* [Kerjakan berikut ini]:
**a.** Salin bagian teks tentang wajah kearab-araban seluruhnya, mulai dari "Anggapan tersebut kemudian" terus hingga "kearab-araban kayak saya.".
**b.** Di dalam catatan, ganti "Meeting Rooms" dengan "Conference Rooms" tanpa mengubah apa pun selain itu. Tuliskan hanya baris-baris dari awal catatan sampai baris yang memuat "settings-gear-icon [40,664,70,694]", termasuk baris tersebut.

Rambut agak kruwel, hidung mancung, mata besar dipadukan dengan warna kulit coklat terang. Selain itu kelebatan janggut dan kumis serta alis mata yang cukup tebal membuat saya sering dianggap punya keturunan dari Arab atau Timur Tengah. Padahal ya, sebenarnya produk asli lokal.
Ketika mengonfirmasi ke orang tua saya pun, mereka yakin menjawab tidak punya hubungan sama sekali dengan orang Arab kecuali Nabi Adam. Bahkan mereka juga heran kenapa saya berwajah begini. Jangan-jangan saya anak pungut lagi. Hemmm.
Anggapan tersebut kemudian memicu justifikasi massal tentang diri saya. Dan sebelnya, justifikasi yang mereka buat kebanyakan ngawur dan tidak berdasar. Mereka dengan seenake dewe menciptakan justifikasi absurd yang tidak ada persetujuan dari saya. Meskipun pada akhirnya saya pasrah juga dengan justifikasi tersebut.
Beberapa diantaranya adalah, pertama, saya sering dianggap habib. Itu loh, gelar yang selalu disematkan pada orang yang punya garis keturunan langsung dengan Rasulullah. Banyak teman saya atau orang yang berada di sekitar saya sering mengira saya habib. Bahkan pernah suatu hari ketika bersama dengan teman, saya beristirahat di sebuah masjid di kota Semarang, saya dihampiri oleh salah seorang berjubah putih berjanggut tebal yang perawakannya kearab-araban kayak saya.
Beliau memberi salam dan langsung bertanya dengan aksen kearab-araban: Apa nama marga saya? Sontak saya jadi bingung. Lah maksudnya gimana ini nanya gitu? Tiba-tiba langsung nanya marga. Dari kebingungan itu hampir saja saya ingin menjawab, nama marga saya adalah marga Uchiha. Untung teman saya yang seorang santri paham dan buru-buru menjawab, “Maaf, teman saya ini bukan sayyid (istilah lain dari habib), Bib.” Orang tersebut pun kemudian meminta maaf dan pergi dari hadapan kami.

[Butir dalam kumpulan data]
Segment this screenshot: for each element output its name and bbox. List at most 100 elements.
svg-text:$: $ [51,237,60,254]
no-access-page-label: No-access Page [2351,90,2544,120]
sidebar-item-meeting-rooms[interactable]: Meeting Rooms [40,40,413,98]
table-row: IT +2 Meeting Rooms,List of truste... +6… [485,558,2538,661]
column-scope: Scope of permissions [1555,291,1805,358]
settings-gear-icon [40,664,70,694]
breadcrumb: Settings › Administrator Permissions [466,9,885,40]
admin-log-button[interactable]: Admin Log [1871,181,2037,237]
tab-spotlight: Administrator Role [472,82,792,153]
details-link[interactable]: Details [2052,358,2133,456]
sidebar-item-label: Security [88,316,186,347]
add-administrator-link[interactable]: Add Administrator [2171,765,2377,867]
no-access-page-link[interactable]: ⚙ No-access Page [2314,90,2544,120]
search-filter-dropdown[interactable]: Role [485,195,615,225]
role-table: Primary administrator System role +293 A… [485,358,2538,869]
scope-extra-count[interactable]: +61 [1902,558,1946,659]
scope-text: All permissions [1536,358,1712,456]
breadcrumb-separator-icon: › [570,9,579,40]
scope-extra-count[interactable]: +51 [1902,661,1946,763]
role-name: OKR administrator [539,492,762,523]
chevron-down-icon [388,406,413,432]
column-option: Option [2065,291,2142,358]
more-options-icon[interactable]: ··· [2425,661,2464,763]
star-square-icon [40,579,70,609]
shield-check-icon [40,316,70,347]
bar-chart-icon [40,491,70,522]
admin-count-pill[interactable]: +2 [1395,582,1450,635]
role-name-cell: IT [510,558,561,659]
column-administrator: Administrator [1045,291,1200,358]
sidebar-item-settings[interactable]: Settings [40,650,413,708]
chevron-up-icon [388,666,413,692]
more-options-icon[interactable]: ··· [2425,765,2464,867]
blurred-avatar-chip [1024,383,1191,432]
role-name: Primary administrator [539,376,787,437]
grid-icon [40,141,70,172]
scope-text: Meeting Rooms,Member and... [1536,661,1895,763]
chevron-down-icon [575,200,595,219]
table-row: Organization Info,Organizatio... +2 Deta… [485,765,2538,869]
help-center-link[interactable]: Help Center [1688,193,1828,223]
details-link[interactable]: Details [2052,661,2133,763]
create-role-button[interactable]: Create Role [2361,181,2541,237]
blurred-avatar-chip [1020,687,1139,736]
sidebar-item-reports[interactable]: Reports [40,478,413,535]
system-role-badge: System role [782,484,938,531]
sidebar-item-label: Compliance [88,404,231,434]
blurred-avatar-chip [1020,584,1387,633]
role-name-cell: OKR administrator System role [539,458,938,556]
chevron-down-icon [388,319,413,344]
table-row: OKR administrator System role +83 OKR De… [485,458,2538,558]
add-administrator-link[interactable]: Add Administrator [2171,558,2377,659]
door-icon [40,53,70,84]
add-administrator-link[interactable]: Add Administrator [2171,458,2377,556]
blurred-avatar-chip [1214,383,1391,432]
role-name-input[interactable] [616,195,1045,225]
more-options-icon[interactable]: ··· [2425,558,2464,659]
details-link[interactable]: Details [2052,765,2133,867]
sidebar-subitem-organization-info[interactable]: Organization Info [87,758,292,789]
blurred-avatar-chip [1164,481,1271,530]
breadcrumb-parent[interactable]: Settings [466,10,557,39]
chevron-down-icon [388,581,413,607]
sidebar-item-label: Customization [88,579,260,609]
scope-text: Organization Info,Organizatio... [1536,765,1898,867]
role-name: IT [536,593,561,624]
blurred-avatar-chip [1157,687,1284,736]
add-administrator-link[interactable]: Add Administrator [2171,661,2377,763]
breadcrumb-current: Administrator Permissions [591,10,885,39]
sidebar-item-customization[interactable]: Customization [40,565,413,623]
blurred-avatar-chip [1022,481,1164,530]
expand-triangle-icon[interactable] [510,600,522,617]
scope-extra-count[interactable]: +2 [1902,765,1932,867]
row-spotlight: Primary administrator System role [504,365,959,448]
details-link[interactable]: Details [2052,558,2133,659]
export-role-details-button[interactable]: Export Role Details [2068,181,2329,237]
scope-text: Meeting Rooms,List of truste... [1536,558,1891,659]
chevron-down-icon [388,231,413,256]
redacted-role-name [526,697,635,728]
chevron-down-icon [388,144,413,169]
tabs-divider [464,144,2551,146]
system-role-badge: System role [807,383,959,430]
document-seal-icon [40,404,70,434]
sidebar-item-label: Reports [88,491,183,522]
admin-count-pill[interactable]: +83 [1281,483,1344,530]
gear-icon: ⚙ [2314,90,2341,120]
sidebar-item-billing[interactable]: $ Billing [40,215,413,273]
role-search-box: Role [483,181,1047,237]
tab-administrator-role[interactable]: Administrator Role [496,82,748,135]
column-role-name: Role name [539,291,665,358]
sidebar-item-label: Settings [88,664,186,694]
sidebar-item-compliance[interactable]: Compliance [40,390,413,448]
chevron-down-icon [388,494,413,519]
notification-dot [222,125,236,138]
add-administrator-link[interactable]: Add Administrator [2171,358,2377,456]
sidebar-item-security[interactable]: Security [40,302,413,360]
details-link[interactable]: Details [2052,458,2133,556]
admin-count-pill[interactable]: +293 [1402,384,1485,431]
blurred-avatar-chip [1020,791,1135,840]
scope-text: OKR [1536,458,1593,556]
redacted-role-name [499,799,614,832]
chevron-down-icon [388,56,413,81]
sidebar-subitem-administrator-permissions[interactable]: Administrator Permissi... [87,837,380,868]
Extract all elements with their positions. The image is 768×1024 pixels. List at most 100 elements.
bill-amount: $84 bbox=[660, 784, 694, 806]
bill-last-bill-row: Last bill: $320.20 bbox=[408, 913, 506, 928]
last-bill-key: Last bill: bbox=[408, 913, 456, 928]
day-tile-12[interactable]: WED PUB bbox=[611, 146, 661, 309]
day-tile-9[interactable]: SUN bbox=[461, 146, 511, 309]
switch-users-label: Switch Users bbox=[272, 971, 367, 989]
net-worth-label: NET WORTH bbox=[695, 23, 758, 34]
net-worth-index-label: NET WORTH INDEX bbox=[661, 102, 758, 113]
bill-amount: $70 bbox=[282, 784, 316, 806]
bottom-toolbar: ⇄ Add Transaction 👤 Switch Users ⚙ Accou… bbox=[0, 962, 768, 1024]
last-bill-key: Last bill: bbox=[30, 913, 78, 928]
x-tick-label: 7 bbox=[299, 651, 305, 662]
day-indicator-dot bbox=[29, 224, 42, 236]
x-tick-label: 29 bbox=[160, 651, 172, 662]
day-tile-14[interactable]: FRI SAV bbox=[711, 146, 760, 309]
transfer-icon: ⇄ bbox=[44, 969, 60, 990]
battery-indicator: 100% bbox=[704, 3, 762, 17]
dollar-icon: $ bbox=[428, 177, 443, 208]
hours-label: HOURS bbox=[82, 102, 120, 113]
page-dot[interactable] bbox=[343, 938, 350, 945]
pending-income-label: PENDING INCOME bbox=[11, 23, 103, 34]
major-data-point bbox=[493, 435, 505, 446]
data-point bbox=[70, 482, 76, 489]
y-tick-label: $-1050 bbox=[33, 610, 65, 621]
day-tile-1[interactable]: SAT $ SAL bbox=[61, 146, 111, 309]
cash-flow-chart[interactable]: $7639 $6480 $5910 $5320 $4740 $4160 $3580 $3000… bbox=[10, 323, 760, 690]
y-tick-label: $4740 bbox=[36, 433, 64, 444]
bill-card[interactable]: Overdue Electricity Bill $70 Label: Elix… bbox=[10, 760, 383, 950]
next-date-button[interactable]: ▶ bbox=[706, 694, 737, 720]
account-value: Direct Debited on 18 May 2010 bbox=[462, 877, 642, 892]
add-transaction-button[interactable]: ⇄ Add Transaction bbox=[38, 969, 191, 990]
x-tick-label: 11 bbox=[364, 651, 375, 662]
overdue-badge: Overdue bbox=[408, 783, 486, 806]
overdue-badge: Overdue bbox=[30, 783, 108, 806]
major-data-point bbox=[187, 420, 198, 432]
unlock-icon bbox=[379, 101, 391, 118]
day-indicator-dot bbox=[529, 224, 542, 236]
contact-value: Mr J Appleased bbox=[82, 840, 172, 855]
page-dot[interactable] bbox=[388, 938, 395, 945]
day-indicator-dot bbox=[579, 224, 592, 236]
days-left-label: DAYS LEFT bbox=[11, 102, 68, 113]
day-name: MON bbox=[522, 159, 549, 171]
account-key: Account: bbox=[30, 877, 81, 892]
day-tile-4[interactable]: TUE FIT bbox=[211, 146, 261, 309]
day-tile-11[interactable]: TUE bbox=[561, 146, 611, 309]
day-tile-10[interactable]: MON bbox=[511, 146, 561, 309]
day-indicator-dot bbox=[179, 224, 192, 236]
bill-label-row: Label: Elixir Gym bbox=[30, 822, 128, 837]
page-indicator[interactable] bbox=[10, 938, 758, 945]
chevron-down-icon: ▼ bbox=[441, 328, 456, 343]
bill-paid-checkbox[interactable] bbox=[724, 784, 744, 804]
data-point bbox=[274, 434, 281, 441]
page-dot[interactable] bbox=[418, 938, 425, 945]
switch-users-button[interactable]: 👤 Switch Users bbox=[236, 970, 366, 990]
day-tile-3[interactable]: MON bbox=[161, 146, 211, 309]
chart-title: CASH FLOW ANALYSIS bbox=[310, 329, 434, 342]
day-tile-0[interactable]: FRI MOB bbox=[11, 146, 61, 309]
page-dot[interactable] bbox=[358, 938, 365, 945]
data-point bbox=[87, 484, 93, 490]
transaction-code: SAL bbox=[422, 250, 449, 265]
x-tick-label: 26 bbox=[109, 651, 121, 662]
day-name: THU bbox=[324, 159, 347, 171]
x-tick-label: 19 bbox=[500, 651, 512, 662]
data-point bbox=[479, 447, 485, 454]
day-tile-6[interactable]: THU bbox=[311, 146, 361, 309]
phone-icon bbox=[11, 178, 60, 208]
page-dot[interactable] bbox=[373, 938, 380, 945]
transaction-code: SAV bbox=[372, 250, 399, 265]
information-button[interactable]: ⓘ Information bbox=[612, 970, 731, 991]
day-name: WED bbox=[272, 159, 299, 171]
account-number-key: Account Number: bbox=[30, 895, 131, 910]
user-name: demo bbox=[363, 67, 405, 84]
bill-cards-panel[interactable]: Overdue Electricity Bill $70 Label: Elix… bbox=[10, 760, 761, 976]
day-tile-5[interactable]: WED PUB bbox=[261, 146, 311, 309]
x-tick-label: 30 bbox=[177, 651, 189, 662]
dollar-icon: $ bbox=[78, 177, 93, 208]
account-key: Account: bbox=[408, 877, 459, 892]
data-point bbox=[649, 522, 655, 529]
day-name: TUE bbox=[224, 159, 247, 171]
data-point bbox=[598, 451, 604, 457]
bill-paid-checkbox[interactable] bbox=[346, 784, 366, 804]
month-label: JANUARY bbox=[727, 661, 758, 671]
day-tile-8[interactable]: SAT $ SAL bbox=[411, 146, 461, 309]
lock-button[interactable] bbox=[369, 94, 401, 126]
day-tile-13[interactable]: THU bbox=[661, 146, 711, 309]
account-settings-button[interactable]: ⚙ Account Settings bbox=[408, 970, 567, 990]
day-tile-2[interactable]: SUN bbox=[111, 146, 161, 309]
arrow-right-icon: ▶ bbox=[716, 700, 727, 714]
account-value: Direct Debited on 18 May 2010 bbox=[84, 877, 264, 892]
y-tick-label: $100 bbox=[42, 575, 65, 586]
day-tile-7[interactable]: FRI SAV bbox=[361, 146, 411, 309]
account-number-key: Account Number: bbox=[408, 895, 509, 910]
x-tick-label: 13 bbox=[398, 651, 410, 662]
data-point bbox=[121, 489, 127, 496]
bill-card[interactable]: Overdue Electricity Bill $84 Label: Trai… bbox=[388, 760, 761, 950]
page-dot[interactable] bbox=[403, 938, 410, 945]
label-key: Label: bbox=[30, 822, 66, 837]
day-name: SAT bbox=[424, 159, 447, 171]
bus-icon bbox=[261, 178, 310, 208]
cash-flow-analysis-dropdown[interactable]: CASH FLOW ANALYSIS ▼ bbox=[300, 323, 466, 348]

* [Jawaban tiap tugas]:
**a.**
Anggapan tersebut kemudian memicu justifikasi massal tentang diri saya. Dan sebelnya, justifikasi yang mereka buat kebanyakan ngawur dan tidak berdasar. Mereka dengan seenake dewe menciptakan justifikasi absurd yang tidak ada persetujuan dari saya. Meskipun pada akhirnya saya pasrah juga dengan justifikasi tersebut.
Beberapa diantaranya adalah, pertama, saya sering dianggap habib. Itu loh, gelar yang selalu disematkan pada orang yang punya garis keturunan langsung dengan Rasulullah. Banyak teman saya atau orang yang berada di sekitar saya sering mengira saya habib. Bahkan pernah suatu hari ketika bersama dengan teman, saya beristirahat di sebuah masjid di kota Semarang, saya dihampiri oleh salah seorang berjubah putih berjanggut tebal yang perawakannya kearab-araban kayak saya.

**b.**
Segment this screenshot: for each element output its name and bbox. List at most 100 elements.
svg-text:$: $ [51,237,60,254]
no-access-page-label: No-access Page [2351,90,2544,120]
sidebar-item-meeting-rooms[interactable]: Conference Rooms [40,40,413,98]
table-row: IT +2 Conference Rooms,List of truste... +6… [485,558,2538,661]
column-scope: Scope of permissions [1555,291,1805,358]
settings-gear-icon [40,664,70,694]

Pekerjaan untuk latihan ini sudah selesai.